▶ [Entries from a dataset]
####

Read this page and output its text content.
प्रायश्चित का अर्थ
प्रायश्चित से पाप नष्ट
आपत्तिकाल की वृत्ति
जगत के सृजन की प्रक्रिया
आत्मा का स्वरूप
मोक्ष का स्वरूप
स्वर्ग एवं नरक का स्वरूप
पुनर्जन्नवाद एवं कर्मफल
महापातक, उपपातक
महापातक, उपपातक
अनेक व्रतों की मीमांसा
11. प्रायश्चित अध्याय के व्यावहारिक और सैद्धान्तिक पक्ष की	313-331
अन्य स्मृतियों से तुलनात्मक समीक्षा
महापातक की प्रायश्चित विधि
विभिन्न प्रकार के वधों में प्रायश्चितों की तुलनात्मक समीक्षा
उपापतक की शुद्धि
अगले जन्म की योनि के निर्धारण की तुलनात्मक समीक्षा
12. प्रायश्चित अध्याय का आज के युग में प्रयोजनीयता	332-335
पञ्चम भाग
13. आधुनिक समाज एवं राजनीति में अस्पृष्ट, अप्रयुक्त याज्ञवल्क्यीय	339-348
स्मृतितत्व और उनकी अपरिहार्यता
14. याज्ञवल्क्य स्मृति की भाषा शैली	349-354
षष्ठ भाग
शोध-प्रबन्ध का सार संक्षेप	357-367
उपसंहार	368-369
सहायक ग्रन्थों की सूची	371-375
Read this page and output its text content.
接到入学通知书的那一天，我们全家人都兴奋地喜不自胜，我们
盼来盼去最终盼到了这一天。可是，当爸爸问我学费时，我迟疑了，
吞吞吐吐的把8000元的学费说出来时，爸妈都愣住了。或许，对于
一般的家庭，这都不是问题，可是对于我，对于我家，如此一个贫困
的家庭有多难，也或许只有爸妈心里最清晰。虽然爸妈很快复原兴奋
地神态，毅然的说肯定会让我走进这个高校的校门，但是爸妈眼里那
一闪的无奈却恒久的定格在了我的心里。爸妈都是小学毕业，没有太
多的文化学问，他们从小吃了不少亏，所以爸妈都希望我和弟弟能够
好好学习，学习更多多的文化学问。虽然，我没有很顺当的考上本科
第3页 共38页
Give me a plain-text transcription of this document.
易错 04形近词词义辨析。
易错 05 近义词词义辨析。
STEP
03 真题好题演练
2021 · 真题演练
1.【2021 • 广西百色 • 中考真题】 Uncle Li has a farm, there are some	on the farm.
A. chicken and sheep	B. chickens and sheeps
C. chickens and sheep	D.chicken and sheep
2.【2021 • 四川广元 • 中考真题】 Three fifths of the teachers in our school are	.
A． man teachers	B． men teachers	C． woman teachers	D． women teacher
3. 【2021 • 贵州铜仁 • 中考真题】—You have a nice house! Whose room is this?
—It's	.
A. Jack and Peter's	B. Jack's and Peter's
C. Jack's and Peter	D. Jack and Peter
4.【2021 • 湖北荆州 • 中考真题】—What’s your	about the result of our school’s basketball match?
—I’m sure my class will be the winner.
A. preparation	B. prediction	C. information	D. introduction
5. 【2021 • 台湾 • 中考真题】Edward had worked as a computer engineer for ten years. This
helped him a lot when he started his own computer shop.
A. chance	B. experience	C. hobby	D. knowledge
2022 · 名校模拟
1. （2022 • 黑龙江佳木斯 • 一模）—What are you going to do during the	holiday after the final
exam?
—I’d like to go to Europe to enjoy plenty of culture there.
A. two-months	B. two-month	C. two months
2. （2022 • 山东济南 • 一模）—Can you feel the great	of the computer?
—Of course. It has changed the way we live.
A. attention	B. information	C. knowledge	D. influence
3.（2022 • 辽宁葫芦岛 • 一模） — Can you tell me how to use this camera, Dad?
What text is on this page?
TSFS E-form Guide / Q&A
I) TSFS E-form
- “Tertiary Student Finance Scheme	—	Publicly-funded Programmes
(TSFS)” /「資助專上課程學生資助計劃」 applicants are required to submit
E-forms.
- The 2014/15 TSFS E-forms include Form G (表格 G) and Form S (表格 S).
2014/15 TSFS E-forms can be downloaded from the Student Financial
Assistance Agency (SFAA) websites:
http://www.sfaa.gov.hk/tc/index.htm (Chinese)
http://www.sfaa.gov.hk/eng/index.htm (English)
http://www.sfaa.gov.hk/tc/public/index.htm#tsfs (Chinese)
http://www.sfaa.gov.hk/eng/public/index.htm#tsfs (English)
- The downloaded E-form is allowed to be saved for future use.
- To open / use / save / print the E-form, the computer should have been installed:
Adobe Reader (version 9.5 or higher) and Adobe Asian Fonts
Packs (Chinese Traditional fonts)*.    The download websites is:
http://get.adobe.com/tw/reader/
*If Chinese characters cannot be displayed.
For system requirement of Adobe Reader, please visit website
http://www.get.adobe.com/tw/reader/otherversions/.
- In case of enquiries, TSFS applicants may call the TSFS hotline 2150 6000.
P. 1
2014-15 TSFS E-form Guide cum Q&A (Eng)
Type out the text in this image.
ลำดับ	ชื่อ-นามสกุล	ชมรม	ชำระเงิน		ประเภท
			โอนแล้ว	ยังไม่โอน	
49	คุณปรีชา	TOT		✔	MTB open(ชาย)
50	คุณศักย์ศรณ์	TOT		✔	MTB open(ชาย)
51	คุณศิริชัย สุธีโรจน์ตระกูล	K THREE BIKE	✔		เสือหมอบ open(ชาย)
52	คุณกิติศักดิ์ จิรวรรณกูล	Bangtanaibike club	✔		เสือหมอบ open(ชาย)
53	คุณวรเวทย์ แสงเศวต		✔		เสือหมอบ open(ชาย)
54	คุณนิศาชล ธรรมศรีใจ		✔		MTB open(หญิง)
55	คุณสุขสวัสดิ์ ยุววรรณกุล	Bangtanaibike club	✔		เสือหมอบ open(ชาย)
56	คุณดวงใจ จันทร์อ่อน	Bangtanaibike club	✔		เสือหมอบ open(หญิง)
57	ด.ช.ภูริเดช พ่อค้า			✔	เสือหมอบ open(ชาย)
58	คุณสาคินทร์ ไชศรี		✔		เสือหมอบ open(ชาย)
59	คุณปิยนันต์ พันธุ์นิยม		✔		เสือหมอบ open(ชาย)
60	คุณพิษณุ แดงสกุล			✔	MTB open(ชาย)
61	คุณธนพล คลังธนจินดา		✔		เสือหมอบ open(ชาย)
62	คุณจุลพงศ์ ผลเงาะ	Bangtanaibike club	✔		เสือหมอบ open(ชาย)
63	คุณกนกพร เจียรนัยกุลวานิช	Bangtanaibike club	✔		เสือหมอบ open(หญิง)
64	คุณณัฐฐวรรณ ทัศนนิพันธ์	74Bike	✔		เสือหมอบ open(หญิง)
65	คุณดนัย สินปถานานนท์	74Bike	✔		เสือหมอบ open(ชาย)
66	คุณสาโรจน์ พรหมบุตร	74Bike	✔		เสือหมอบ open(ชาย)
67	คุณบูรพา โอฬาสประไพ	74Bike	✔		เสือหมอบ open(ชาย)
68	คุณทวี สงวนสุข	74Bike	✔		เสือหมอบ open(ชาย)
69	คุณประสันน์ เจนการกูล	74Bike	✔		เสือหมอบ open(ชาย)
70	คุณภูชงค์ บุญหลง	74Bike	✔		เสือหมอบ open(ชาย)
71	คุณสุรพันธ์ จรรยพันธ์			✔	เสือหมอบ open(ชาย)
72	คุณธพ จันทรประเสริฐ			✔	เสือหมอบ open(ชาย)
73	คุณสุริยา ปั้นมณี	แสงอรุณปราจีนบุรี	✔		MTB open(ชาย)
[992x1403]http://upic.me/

####

▶ [Instruction]
Word for word, write out all of the data above.

▶ [Response to this exercise]
Read this page and output its text content.
प्रायश्चित का अर्थ
प्रायश्चित से पाप नष्ट
आपत्तिकाल की वृत्ति
जगत के सृजन की प्रक्रिया
आत्मा का स्वरूप
मोक्ष का स्वरूप
स्वर्ग एवं नरक का स्वरूप
पुनर्जन्नवाद एवं कर्मफल
महापातक, उपपातक
महापातक, उपपातक
अनेक व्रतों की मीमांसा
11. प्रायश्चित अध्याय के व्यावहारिक और सैद्धान्तिक पक्ष की	313-331
अन्य स्मृतियों से तुलनात्मक समीक्षा
महापातक की प्रायश्चित विधि
विभिन्न प्रकार के वधों में प्रायश्चितों की तुलनात्मक समीक्षा
उपापतक की शुद्धि
अगले जन्म की योनि के निर्धारण की तुलनात्मक समीक्षा
12. प्रायश्चित अध्याय का आज के युग में प्रयोजनीयता	332-335
पञ्चम भाग
13. आधुनिक समाज एवं राजनीति में अस्पृष्ट, अप्रयुक्त याज्ञवल्क्यीय	339-348
स्मृतितत्व और उनकी अपरिहार्यता
14. याज्ञवल्क्य स्मृति की भाषा शैली	349-354
षष्ठ भाग
शोध-प्रबन्ध का सार संक्षेप	357-367
उपसंहार	368-369
सहायक ग्रन्थों की सूची	371-375
Read this page and output its text content.
接到入学通知书的那一天，我们全家人都兴奋地喜不自胜，我们
盼来盼去最终盼到了这一天。可是，当爸爸问我学费时，我迟疑了，
吞吞吐吐的把8000元的学费说出来时，爸妈都愣住了。或许，对于
一般的家庭，这都不是问题，可是对于我，对于我家，如此一个贫困
的家庭有多难，也或许只有爸妈心里最清晰。虽然爸妈很快复原兴奋
地神态，毅然的说肯定会让我走进这个高校的校门，但是爸妈眼里那
一闪的无奈却恒久的定格在了我的心里。爸妈都是小学毕业，没有太
多的文化学问，他们从小吃了不少亏，所以爸妈都希望我和弟弟能够
好好学习，学习更多多的文化学问。虽然，我没有很顺当的考上本科
第3页 共38页
Give me a plain-text transcription of this document.
易错 04形近词词义辨析。
易错 05 近义词词义辨析。
STEP
03 真题好题演练
2021 · 真题演练
1.【2021 • 广西百色 • 中考真题】 Uncle Li has a farm, there are some	on the farm.
A. chicken and sheep	B. chickens and sheeps
C. chickens and sheep	D.chicken and sheep
2.【2021 • 四川广元 • 中考真题】 Three fifths of the teachers in our school are	.
A． man teachers	B． men teachers	C． woman teachers	D． women teacher
3. 【2021 • 贵州铜仁 • 中考真题】—You have a nice house! Whose room is this?
—It's	.
A. Jack and Peter's	B. Jack's and Peter's
C. Jack's and Peter	D. Jack and Peter
4.【2021 • 湖北荆州 • 中考真题】—What’s your	about the result of our school’s basketball match?
—I’m sure my class will be the winner.
A. preparation	B. prediction	C. information	D. introduction
5. 【2021 • 台湾 • 中考真题】Edward had worked as a computer engineer for ten years. This
helped him a lot when he started his own computer shop.
A. chance	B. experience	C. hobby	D. knowledge
2022 · 名校模拟
1. （2022 • 黑龙江佳木斯 • 一模）—What are you going to do during the	holiday after the final
exam?
—I’d like to go to Europe to enjoy plenty of culture there.
A. two-months	B. two-month	C. two months
2. （2022 • 山东济南 • 一模）—Can you feel the great	of the computer?
—Of course. It has changed the way we live.
A. attention	B. information	C. knowledge	D. influence
3.（2022 • 辽宁葫芦岛 • 一模） — Can you tell me how to use this camera, Dad?
What text is on this page?
TSFS E-form Guide / Q&A
I) TSFS E-form
- “Tertiary Student Finance Scheme	—	Publicly-funded Programmes
(TSFS)” /「資助專上課程學生資助計劃」 applicants are required to submit
E-forms.
- The 2014/15 TSFS E-forms include Form G (表格 G) and Form S (表格 S).
2014/15 TSFS E-forms can be downloaded from the Student Financial
Assistance Agency (SFAA) websites:
http://www.sfaa.gov.hk/tc/index.htm (Chinese)
http://www.sfaa.gov.hk/eng/index.htm (English)
http://www.sfaa.gov.hk/tc/public/index.htm#tsfs (Chinese)
http://www.sfaa.gov.hk/eng/public/index.htm#tsfs (English)
- The downloaded E-form is allowed to be saved for future use.
- To open / use / save / print the E-form, the computer should have been installed:
Adobe Reader (version 9.5 or higher) and Adobe Asian Fonts
Packs (Chinese Traditional fonts)*.    The download websites is:
http://get.adobe.com/tw/reader/
*If Chinese characters cannot be displayed.
For system requirement of Adobe Reader, please visit website
http://www.get.adobe.com/tw/reader/otherversions/.
- In case of enquiries, TSFS applicants may call the TSFS hotline 2150 6000.
P. 1
2014-15 TSFS E-form Guide cum Q&A (Eng)
Type out the text in this image.
ลำดับ	ชื่อ-นามสกุล	ชมรม	ชำระเงิน		ประเภท
			โอนแล้ว	ยังไม่โอน	
49	คุณปรีชา	TOT		✔	MTB open(ชาย)
50	คุณศักย์ศรณ์	TOT		✔	MTB open(ชาย)
51	คุณศิริชัย สุธีโรจน์ตระกูล	K THREE BIKE	✔		เสือหมอบ open(ชาย)
52	คุณกิติศักดิ์ จิรวรรณกูล	Bangtanaibike club	✔		เสือหมอบ open(ชาย)
53	คุณวรเวทย์ แสงเศวต		✔		เสือหมอบ open(ชาย)
54	คุณนิศาชล ธรรมศรีใจ		✔		MTB open(หญิง)
55	คุณสุขสวัสดิ์ ยุววรรณกุล	Bangtanaibike club	✔		เสือหมอบ open(ชาย)
56	คุณดวงใจ จันทร์อ่อน	Bangtanaibike club	✔		เสือหมอบ open(หญิง)
57	ด.ช.ภูริเดช พ่อค้า			✔	เสือหมอบ open(ชาย)
58	คุณสาคินทร์ ไชศรี		✔		เสือหมอบ open(ชาย)
59	คุณปิยนันต์ พันธุ์นิยม		✔		เสือหมอบ open(ชาย)
60	คุณพิษณุ แดงสกุล			✔	MTB open(ชาย)
61	คุณธนพล คลังธนจินดา		✔		เสือหมอบ open(ชาย)
62	คุณจุลพงศ์ ผลเงาะ	Bangtanaibike club	✔		เสือหมอบ open(ชาย)
63	คุณกนกพร เจียรนัยกุลวานิช	Bangtanaibike club	✔		เสือหมอบ open(หญิง)
64	คุณณัฐฐวรรณ ทัศนนิพันธ์	74Bike	✔		เสือหมอบ open(หญิง)
65	คุณดนัย สินปถานานนท์	74Bike	✔		เสือหมอบ open(ชาย)
66	คุณสาโรจน์ พรหมบุตร	74Bike	✔		เสือหมอบ open(ชาย)
67	คุณบูรพา โอฬาสประไพ	74Bike	✔		เสือหมอบ open(ชาย)
68	คุณทวี สงวนสุข	74Bike	✔		เสือหมอบ open(ชาย)
69	คุณประสันน์ เจนการกูล	74Bike	✔		เสือหมอบ open(ชาย)
70	คุณภูชงค์ บุญหลง	74Bike	✔		เสือหมอบ open(ชาย)
71	คุณสุรพันธ์ จรรยพันธ์			✔	เสือหมอบ open(ชาย)
72	คุณธพ จันทรประเสริฐ			✔	เสือหมอบ open(ชาย)
73	คุณสุริยา ปั้นมณี	แสงอรุณปราจีนบุรี	✔		MTB open(ชาย)
[992x1403]http://upic.me/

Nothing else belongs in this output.